## [Instruction]
Go through the listing and pick out each line with the word "результата" in it.

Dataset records
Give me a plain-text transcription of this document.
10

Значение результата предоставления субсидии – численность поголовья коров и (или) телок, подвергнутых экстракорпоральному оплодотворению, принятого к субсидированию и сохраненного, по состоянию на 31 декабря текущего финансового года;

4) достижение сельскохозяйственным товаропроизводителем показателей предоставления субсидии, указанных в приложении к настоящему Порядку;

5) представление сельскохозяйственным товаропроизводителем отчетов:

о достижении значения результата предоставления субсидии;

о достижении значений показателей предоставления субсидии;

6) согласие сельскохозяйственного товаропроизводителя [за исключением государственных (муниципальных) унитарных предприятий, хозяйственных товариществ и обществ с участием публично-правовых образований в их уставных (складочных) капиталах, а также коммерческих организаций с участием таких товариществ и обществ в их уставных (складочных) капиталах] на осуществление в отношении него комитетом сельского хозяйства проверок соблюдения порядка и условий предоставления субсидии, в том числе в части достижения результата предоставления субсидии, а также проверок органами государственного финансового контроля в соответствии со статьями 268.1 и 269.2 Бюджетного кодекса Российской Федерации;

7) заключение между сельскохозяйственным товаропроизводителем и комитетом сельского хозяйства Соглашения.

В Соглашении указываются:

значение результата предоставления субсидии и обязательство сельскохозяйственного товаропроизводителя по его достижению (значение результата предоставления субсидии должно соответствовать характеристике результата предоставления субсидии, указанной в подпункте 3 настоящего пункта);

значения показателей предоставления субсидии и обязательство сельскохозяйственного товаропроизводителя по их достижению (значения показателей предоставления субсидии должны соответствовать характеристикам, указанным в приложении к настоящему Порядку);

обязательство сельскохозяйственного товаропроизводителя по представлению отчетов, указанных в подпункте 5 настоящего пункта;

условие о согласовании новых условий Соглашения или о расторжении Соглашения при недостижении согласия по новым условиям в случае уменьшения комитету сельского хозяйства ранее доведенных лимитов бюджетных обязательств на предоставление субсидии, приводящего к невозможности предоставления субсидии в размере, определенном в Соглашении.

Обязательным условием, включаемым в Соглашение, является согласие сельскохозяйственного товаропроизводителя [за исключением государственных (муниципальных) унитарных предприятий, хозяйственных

## [Problem solution]
Значение результата предоставления субсидии – численность поголовья коров и (или) телок, подвергнутых экстракорпоральному оплодотворению, принятого к субсидированию и сохраненного, по состоянию на 31 декабря текущего финансового года;
о достижении значения результата предоставления субсидии;
6) согласие сельскохозяйственного товаропроизводителя [за исключением государственных (муниципальных) унитарных предприятий, хозяйственных товариществ и обществ с участием публично-правовых образований в их уставных (складочных) капиталах, а также коммерческих организаций с участием таких товариществ и обществ в их уставных (складочных) капиталах] на осуществление в отношении него комитетом сельского хозяйства проверок соблюдения порядка и условий предоставления субсидии, в том числе в части достижения результата предоставления субсидии, а также проверок органами государственного финансового контроля в соответствии со статьями 268.1 и 269.2 Бюджетного кодекса Российской Федерации;
значение результата предоставления субсидии и обязательство сельскохозяйственного товаропроизводителя по его достижению (значение результата предоставления субсидии должно соответствовать характеристике результата предоставления субсидии, указанной в подпункте 3 настоящего пункта);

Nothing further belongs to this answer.